(Image region annotations)
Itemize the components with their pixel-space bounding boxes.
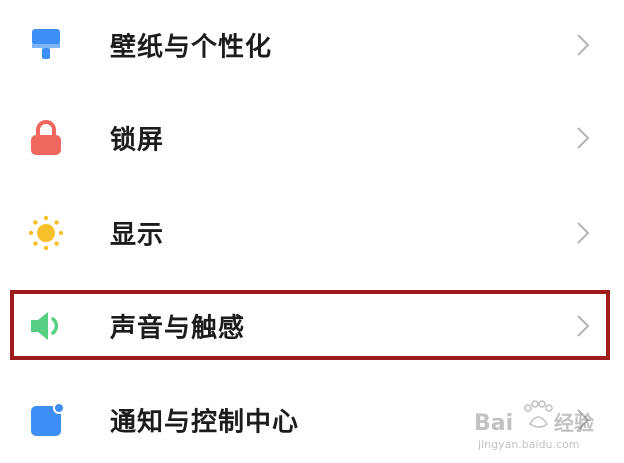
svg-text:jingyan.baidu.com: jingyan.baidu.com xyxy=(477,438,580,451)
settings-item-label: 显示 xyxy=(110,220,165,251)
chevron-right-icon xyxy=(572,124,594,152)
baidu-watermark-logo: Bai 经验 jingyan.baidu.com xyxy=(470,394,610,454)
settings-item-label: 壁纸与个性化 xyxy=(110,32,273,63)
settings-item-display[interactable]: 显示 xyxy=(0,193,624,273)
chevron-right-icon xyxy=(572,219,594,247)
settings-item-wallpaper[interactable]: 壁纸与个性化 xyxy=(0,5,624,85)
settings-item-label: 通知与控制中心 xyxy=(110,407,300,438)
svg-text:经验: 经验 xyxy=(554,411,594,435)
lock-icon xyxy=(22,114,70,162)
highlight-frame xyxy=(10,290,610,360)
settings-item-lock-screen[interactable]: 锁屏 xyxy=(0,98,624,178)
sun-icon xyxy=(22,209,70,257)
svg-text:Bai: Bai xyxy=(474,411,513,436)
chevron-right-icon xyxy=(572,31,594,59)
wallpaper-brush-icon xyxy=(22,21,70,69)
notification-icon xyxy=(22,396,70,444)
settings-item-label: 锁屏 xyxy=(110,125,165,156)
settings-list: 壁纸与个性化 锁屏 显示 声音与触感 通知与控制中心 Bai 经验 jingya… xyxy=(0,0,624,463)
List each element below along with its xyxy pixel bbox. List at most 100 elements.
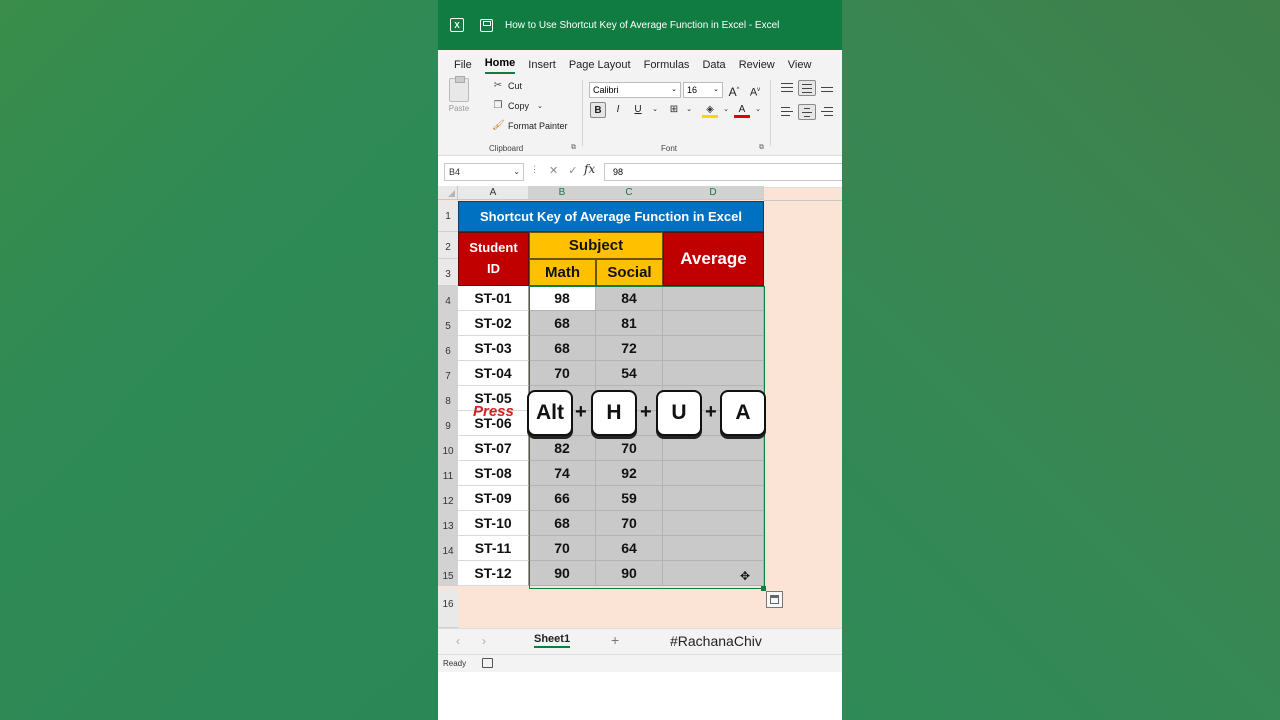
font-color-icon[interactable]: A	[734, 102, 750, 118]
math-score-cell[interactable]: 98	[529, 286, 596, 311]
row-header[interactable]: 9	[438, 411, 458, 436]
add-sheet-button[interactable]: +	[611, 632, 619, 648]
student-id-cell[interactable]: ST-11	[458, 536, 529, 561]
student-id-cell[interactable]: ST-10	[458, 511, 529, 536]
enter-icon[interactable]: ✓	[568, 164, 577, 177]
italic-button[interactable]: I	[610, 102, 626, 118]
chevron-down-icon[interactable]: ⌄	[750, 102, 766, 118]
align-middle-icon[interactable]	[798, 80, 816, 96]
average-cell[interactable]	[663, 311, 764, 336]
math-score-cell[interactable]: 90	[529, 561, 596, 586]
average-cell[interactable]	[663, 361, 764, 386]
row-header[interactable]: 3	[438, 259, 458, 286]
header-social[interactable]: Social	[596, 259, 663, 286]
column-header-b[interactable]: B	[529, 186, 596, 200]
row-header[interactable]: 13	[438, 511, 458, 536]
chevron-down-icon[interactable]: ⌄	[647, 102, 663, 118]
math-score-cell[interactable]: 82	[529, 436, 596, 461]
align-bottom-icon[interactable]	[818, 80, 836, 96]
save-icon[interactable]	[480, 18, 493, 32]
column-header-d[interactable]: D	[663, 186, 764, 200]
social-score-cell[interactable]: 70	[596, 436, 663, 461]
student-id-cell[interactable]: ST-03	[458, 336, 529, 361]
math-score-cell[interactable]: 68	[529, 336, 596, 361]
align-top-icon[interactable]	[778, 80, 796, 96]
bold-button[interactable]: B	[590, 102, 606, 118]
math-score-cell[interactable]: 70	[529, 536, 596, 561]
average-cell[interactable]	[663, 511, 764, 536]
format-painter-button[interactable]: 🖌 Format Painter	[492, 120, 568, 132]
align-left-icon[interactable]	[778, 104, 796, 120]
row-header[interactable]: 4	[438, 286, 458, 311]
font-size-select[interactable]: 16 ⌄	[683, 82, 723, 98]
tab-formulas[interactable]: Formulas	[644, 59, 690, 74]
social-score-cell[interactable]: 92	[596, 461, 663, 486]
math-score-cell[interactable]: 74	[529, 461, 596, 486]
chevron-down-icon[interactable]: ⌄	[537, 102, 543, 110]
social-score-cell[interactable]: 84	[596, 286, 663, 311]
decrease-font-size-icon[interactable]: Av	[747, 82, 763, 99]
tab-home[interactable]: Home	[484, 57, 516, 74]
row-header[interactable]: 8	[438, 386, 458, 411]
fill-color-icon[interactable]: ◈	[702, 102, 718, 118]
social-score-cell[interactable]: 72	[596, 336, 663, 361]
quick-analysis-icon[interactable]	[766, 591, 783, 608]
social-score-cell[interactable]: 70	[596, 511, 663, 536]
row-header[interactable]: 16	[438, 589, 458, 628]
tab-data[interactable]: Data	[702, 59, 725, 74]
dialog-launcher-icon[interactable]: ⧉	[571, 144, 576, 152]
student-id-cell[interactable]: ST-02	[458, 311, 529, 336]
cut-button[interactable]: ✂ Cut	[492, 80, 522, 92]
average-cell[interactable]	[663, 536, 764, 561]
math-score-cell[interactable]: 66	[529, 486, 596, 511]
row-header[interactable]: 15	[438, 561, 458, 586]
row-header[interactable]: 6	[438, 336, 458, 361]
formula-input[interactable]: 98	[604, 163, 842, 181]
student-id-cell[interactable]: ST-09	[458, 486, 529, 511]
average-cell[interactable]	[663, 486, 764, 511]
row-header[interactable]: 11	[438, 461, 458, 486]
tab-sheet1[interactable]: Sheet1	[534, 633, 571, 648]
next-sheet-icon[interactable]: ›	[482, 634, 486, 648]
row-header[interactable]: 10	[438, 436, 458, 461]
math-score-cell[interactable]: 70	[529, 361, 596, 386]
math-score-cell[interactable]: 68	[529, 511, 596, 536]
average-cell[interactable]	[663, 336, 764, 361]
social-score-cell[interactable]: 54	[596, 361, 663, 386]
align-right-icon[interactable]	[818, 104, 836, 120]
header-math[interactable]: Math	[529, 259, 596, 286]
accessibility-icon[interactable]	[482, 658, 493, 668]
student-id-cell[interactable]: ST-08	[458, 461, 529, 486]
insert-function-button[interactable]: fx	[584, 162, 595, 176]
table-title[interactable]: Shortcut Key of Average Function in Exce…	[458, 201, 764, 232]
student-id-cell[interactable]: ST-07	[458, 436, 529, 461]
math-score-cell[interactable]: 68	[529, 311, 596, 336]
social-score-cell[interactable]: 90	[596, 561, 663, 586]
chevron-down-icon[interactable]: ⌄	[681, 102, 697, 118]
header-subject[interactable]: Subject	[529, 232, 663, 259]
column-header-c[interactable]: C	[596, 186, 663, 200]
header-average[interactable]: Average	[663, 232, 764, 286]
tab-review[interactable]: Review	[739, 59, 775, 74]
dialog-launcher-icon[interactable]: ⧉	[759, 144, 764, 152]
paste-button[interactable]: Paste	[444, 76, 474, 113]
header-student-id[interactable]: Student ID	[458, 232, 529, 286]
row-header[interactable]: 5	[438, 311, 458, 336]
social-score-cell[interactable]: 81	[596, 311, 663, 336]
student-id-cell[interactable]: ST-01	[458, 286, 529, 311]
social-score-cell[interactable]: 64	[596, 536, 663, 561]
tab-view[interactable]: View	[788, 59, 812, 74]
column-header-a[interactable]: A	[458, 186, 529, 200]
font-name-select[interactable]: Calibri ⌄	[589, 82, 681, 98]
tab-insert[interactable]: Insert	[528, 59, 556, 74]
chevron-down-icon[interactable]: ⌄	[718, 102, 734, 118]
tab-file[interactable]: File	[454, 59, 472, 74]
row-header[interactable]: 7	[438, 361, 458, 386]
average-cell[interactable]	[663, 286, 764, 311]
align-center-icon[interactable]	[798, 104, 816, 120]
row-header[interactable]: 14	[438, 536, 458, 561]
select-all-button[interactable]	[438, 186, 458, 200]
tab-page-layout[interactable]: Page Layout	[569, 59, 631, 74]
row-header[interactable]: 2	[438, 232, 458, 259]
cancel-icon[interactable]: ✕	[549, 164, 558, 177]
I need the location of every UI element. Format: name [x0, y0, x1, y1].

» BRIEF:
Render each line of the listing above as one string in a JSON list, skipping blank lines. Omit the pictures.

» REPLY:
[
  "Itemize the components with their pixel-space bounding boxes.",
  "svg-text:jingyan.baidu.com: jingyan.baidu.com xyxy=(477,438,580,451)",
  "settings-item-label: 显示 xyxy=(110,220,165,251)",
  "chevron-right-icon xyxy=(572,124,594,152)",
  "baidu-watermark-logo: Bai 经验 jingyan.baidu.com xyxy=(470,394,610,454)",
  "settings-item-label: 壁纸与个性化 xyxy=(110,32,273,63)",
  "settings-item-display[interactable]: 显示 xyxy=(0,193,624,273)",
  "chevron-right-icon xyxy=(572,219,594,247)",
  "settings-item-wallpaper[interactable]: 壁纸与个性化 xyxy=(0,5,624,85)",
  "settings-item-label: 通知与控制中心 xyxy=(110,407,300,438)",
  "svg-text:经验: 经验 xyxy=(554,411,594,435)",
  "lock-icon xyxy=(22,114,70,162)",
  "highlight-frame xyxy=(10,290,610,360)",
  "settings-item-lock-screen[interactable]: 锁屏 xyxy=(0,98,624,178)",
  "sun-icon xyxy=(22,209,70,257)",
  "svg-text:Bai: Bai xyxy=(474,411,513,436)",
  "chevron-right-icon xyxy=(572,31,594,59)",
  "wallpaper-brush-icon xyxy=(22,21,70,69)",
  "notification-icon xyxy=(22,396,70,444)",
  "settings-item-label: 锁屏 xyxy=(110,125,165,156)",
  "settings-list: 壁纸与个性化 锁屏 显示 声音与触感 通知与控制中心 Bai 经验 jingya… xyxy=(0,0,624,463)",
  "List each element below along with its xyxy pixel bbox. List at most 100 elements.",
  "font-color-icon[interactable]: A\t[734, 102, 750, 118]",
  "math-score-cell[interactable]: 98\t[529, 286, 596, 311]",
  "row-header[interactable]: 9\t[438, 411, 458, 436]",
  "add-sheet-button[interactable]: +\t[611, 632, 619, 648]",
  "student-id-cell[interactable]: ST-11\t[458, 536, 529, 561]",
  "student-id-cell[interactable]: ST-10\t[458, 511, 529, 536]",
  "enter-icon[interactable]: ✓\t[568, 164, 577, 177]",
  "italic-button[interactable]: I\t[610, 102, 626, 118]",
  "chevron-down-icon[interactable]: ⌄\t[750, 102, 766, 118]",
  "align-middle-icon[interactable]\t[798, 80, 816, 96]",
  "average-cell[interactable]\t[663, 311, 764, 336]",
  "math-score-cell[interactable]: 90\t[529, 561, 596, 586]",
  "average-cell[interactable]\t[663, 361, 764, 386]",
  "row-header[interactable]: 3\t[438, 259, 458, 286]",
  "header-social[interactable]: Social\t[596, 259, 663, 286]",
  "column-header-b[interactable]: B\t[529, 186, 596, 200]",
  "row-header[interactable]: 13\t[438, 511, 458, 536]",
  "chevron-down-icon[interactable]: ⌄\t[647, 102, 663, 118]",
  "math-score-cell[interactable]: 82\t[529, 436, 596, 461]",
  "align-bottom-icon[interactable]\t[818, 80, 836, 96]",
  "save-icon[interactable]\t[480, 18, 493, 32]",
  "column-header-d[interactable]: D\t[663, 186, 764, 200]",
  "social-score-cell[interactable]: 70\t[596, 436, 663, 461]",
  "student-id-cell[interactable]: ST-03\t[458, 336, 529, 361]",
  "math-score-cell[interactable]: 68\t[529, 336, 596, 361]",
  "align-top-icon[interactable]\t[778, 80, 796, 96]",
  "bold-button[interactable]: B\t[590, 102, 606, 118]",
  "math-score-cell[interactable]: 70\t[529, 536, 596, 561]",
  "average-cell[interactable]\t[663, 511, 764, 536]",
  "format-painter-button[interactable]: 🖌 Format Painter\t[492, 120, 568, 132]",
  "align-left-icon[interactable]\t[778, 104, 796, 120]",
  "row-header[interactable]: 4\t[438, 286, 458, 311]",
  "font-size-select[interactable]: 16 ⌄\t[683, 82, 723, 98]",
  "tab-formulas[interactable]: Formulas\t[644, 59, 690, 74]",
  "social-score-cell[interactable]: 92\t[596, 461, 663, 486]",
  "math-score-cell[interactable]: 74\t[529, 461, 596, 486]",
  "chevron-down-icon[interactable]: ⌄\t[537, 102, 543, 110]",
  "social-score-cell[interactable]: 84\t[596, 286, 663, 311]",
  "decrease-font-size-icon[interactable]: Av\t[747, 82, 763, 99]",
  "tab-home[interactable]: Home\t[484, 57, 516, 74]",
  "row-header[interactable]: 8\t[438, 386, 458, 411]",
  "fill-color-icon[interactable]: ◈\t[702, 102, 718, 118]",
  "social-score-cell[interactable]: 72\t[596, 336, 663, 361]",
  "quick-analysis-icon[interactable]\t[766, 591, 783, 608]",
  "social-score-cell[interactable]: 70\t[596, 511, 663, 536]",
  "row-header[interactable]: 16\t[438, 589, 458, 628]",
  "tab-data[interactable]: Data\t[702, 59, 725, 74]",
  "dialog-launcher-icon[interactable]: ⧉\t[571, 144, 576, 152]",
  "student-id-cell[interactable]: ST-02\t[458, 311, 529, 336]",
  "cut-button[interactable]: ✂ Cut\t[492, 80, 522, 92]",
  "average-cell[interactable]\t[663, 536, 764, 561]",
  "math-score-cell[interactable]: 66\t[529, 486, 596, 511]",
  "row-header[interactable]: 15\t[438, 561, 458, 586]",
  "row-header[interactable]: 6\t[438, 336, 458, 361]",
  "formula-input[interactable]: 98\t[604, 163, 842, 181]",
  "student-id-cell[interactable]: ST-09\t[458, 486, 529, 511]",
  "average-cell[interactable]\t[663, 486, 764, 511]",
  "row-header[interactable]: 11\t[438, 461, 458, 486]",
  "tab-sheet1[interactable]: Sheet1\t[534, 633, 571, 648]",
  "next-sheet-icon[interactable]: ›\t[482, 634, 486, 648]",
  "row-header[interactable]: 10\t[438, 436, 458, 461]",
  "math-score-cell[interactable]: 70\t[529, 361, 596, 386]",
  "math-score-cell[interactable]: 68\t[529, 511, 596, 536]",
  "average-cell[interactable]\t[663, 336, 764, 361]",
  "social-score-cell[interactable]: 54\t[596, 361, 663, 386]",
  "align-right-icon[interactable]\t[818, 104, 836, 120]",
  "header-math[interactable]: Math\t[529, 259, 596, 286]",
  "accessibility-icon[interactable]\t[482, 658, 493, 668]",
  "student-id-cell[interactable]: ST-08\t[458, 461, 529, 486]",
  "insert-function-button[interactable]: fx\t[584, 162, 595, 176]",
  "table-title[interactable]: Shortcut Key of Average Function in Exce…\t[458, 201, 764, 232]",
  "student-id-cell[interactable]: ST-07\t[458, 436, 529, 461]",
  "math-score-cell[interactable]: 68\t[529, 311, 596, 336]",
  "social-score-cell[interactable]: 90\t[596, 561, 663, 586]",
  "chevron-down-icon[interactable]: ⌄\t[681, 102, 697, 118]",
  "header-subject[interactable]: Subject\t[529, 232, 663, 259]",
  "column-header-c[interactable]: C\t[596, 186, 663, 200]",
  "header-average[interactable]: Average\t[663, 232, 764, 286]",
  "tab-review[interactable]: Review\t[739, 59, 775, 74]",
  "dialog-launcher-icon[interactable]: ⧉\t[759, 144, 764, 152]",
  "paste-button[interactable]: Paste\t[444, 76, 474, 113]",
  "header-student-id[interactable]: Student ID\t[458, 232, 529, 286]",
  "row-header[interactable]: 5\t[438, 311, 458, 336]",
  "social-score-cell[interactable]: 81\t[596, 311, 663, 336]",
  "student-id-cell[interactable]: ST-01\t[458, 286, 529, 311]",
  "social-score-cell[interactable]: 64\t[596, 536, 663, 561]",
  "tab-view[interactable]: View\t[788, 59, 812, 74]",
  "column-header-a[interactable]: A\t[458, 186, 529, 200]",
  "font-name-select[interactable]: Calibri ⌄\t[589, 82, 681, 98]",
  "tab-insert[interactable]: Insert\t[528, 59, 556, 74]",
  "chevron-down-icon[interactable]: ⌄\t[718, 102, 734, 118]",
  "tab-file[interactable]: File\t[454, 59, 472, 74]",
  "row-header[interactable]: 7\t[438, 361, 458, 386]",
  "average-cell[interactable]\t[663, 286, 764, 311]",
  "align-center-icon[interactable]\t[798, 104, 816, 120]",
  "row-header[interactable]: 14\t[438, 536, 458, 561]",
  "select-all-button[interactable]\t[438, 186, 458, 200]",
  "tab-page-layout[interactable]: Page Layout\t[569, 59, 631, 74]",
  "row-header[interactable]: 2\t[438, 232, 458, 259]",
  "cancel-icon[interactable]: ✕\t[549, 164, 558, 177]",
  "I need the location of every UI element. Format: name [x0, y0, x1, y1]."
]